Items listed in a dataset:
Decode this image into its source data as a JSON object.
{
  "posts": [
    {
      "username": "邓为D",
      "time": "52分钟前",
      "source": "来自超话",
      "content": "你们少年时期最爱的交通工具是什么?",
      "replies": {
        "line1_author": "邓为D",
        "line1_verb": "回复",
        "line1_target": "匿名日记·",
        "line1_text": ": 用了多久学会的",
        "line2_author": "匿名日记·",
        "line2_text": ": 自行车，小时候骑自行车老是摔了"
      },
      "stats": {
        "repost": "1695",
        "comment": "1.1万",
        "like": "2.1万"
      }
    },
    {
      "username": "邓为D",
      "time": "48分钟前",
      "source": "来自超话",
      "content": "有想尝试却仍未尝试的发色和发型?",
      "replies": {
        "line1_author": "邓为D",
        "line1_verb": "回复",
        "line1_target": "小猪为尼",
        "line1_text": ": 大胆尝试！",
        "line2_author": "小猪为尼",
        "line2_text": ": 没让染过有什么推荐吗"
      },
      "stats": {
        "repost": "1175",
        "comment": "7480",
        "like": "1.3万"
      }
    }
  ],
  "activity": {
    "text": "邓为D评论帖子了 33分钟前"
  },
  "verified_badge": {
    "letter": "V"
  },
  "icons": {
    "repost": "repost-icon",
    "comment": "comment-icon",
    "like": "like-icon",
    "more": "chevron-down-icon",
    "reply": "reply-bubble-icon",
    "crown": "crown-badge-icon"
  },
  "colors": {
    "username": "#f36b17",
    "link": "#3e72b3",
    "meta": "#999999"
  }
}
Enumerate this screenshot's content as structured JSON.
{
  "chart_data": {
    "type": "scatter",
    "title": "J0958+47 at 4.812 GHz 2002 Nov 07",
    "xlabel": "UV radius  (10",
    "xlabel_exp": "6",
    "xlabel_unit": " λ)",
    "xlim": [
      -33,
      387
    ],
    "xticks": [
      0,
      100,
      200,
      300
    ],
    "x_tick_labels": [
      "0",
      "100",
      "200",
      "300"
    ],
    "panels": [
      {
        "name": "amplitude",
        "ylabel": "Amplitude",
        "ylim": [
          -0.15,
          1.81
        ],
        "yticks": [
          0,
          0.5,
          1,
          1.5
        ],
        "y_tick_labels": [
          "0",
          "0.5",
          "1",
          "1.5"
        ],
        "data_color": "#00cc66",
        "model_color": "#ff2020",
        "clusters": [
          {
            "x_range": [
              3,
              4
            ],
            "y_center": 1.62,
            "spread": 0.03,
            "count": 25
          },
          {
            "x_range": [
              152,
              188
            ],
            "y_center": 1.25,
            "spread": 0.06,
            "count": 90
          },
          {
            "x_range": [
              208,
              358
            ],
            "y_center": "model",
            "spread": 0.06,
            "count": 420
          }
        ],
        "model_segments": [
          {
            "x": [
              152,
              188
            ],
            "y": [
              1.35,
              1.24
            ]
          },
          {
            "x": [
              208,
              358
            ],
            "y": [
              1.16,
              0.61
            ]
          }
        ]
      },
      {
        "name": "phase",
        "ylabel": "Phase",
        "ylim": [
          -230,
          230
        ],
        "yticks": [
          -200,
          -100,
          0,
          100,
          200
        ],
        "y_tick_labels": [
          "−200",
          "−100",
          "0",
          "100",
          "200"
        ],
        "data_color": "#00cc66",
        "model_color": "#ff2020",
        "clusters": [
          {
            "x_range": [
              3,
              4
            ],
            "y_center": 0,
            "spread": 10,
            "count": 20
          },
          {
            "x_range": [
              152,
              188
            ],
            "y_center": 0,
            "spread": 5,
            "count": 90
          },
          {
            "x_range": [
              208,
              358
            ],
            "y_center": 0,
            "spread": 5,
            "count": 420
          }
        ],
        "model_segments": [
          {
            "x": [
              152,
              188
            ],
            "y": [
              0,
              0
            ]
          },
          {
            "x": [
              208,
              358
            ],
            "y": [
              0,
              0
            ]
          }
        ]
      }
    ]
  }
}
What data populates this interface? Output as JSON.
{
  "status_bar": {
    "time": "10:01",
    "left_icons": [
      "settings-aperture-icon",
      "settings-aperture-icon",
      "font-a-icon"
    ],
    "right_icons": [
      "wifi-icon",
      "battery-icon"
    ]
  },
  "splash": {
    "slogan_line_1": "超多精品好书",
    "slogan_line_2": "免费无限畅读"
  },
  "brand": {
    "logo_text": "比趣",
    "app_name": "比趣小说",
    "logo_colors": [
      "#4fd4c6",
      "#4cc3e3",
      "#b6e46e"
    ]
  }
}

**What to do:**
Reproduce the lines from the one containing "What data populates" to the end of the entries, keeping both ends and adding nothing.

**Output for this task:**
What data populates this interface? Output as JSON.
{
  "status_bar": {
    "time": "10:01",
    "left_icons": [
      "settings-aperture-icon",
      "settings-aperture-icon",
      "font-a-icon"
    ],
    "right_icons": [
      "wifi-icon",
      "battery-icon"
    ]
  },
  "splash": {
    "slogan_line_1": "超多精品好书",
    "slogan_line_2": "免费无限畅读"
  },
  "brand": {
    "logo_text": "比趣",
    "app_name": "比趣小说",
    "logo_colors": [
      "#4fd4c6",
      "#4cc3e3",
      "#b6e46e"
    ]
  }
}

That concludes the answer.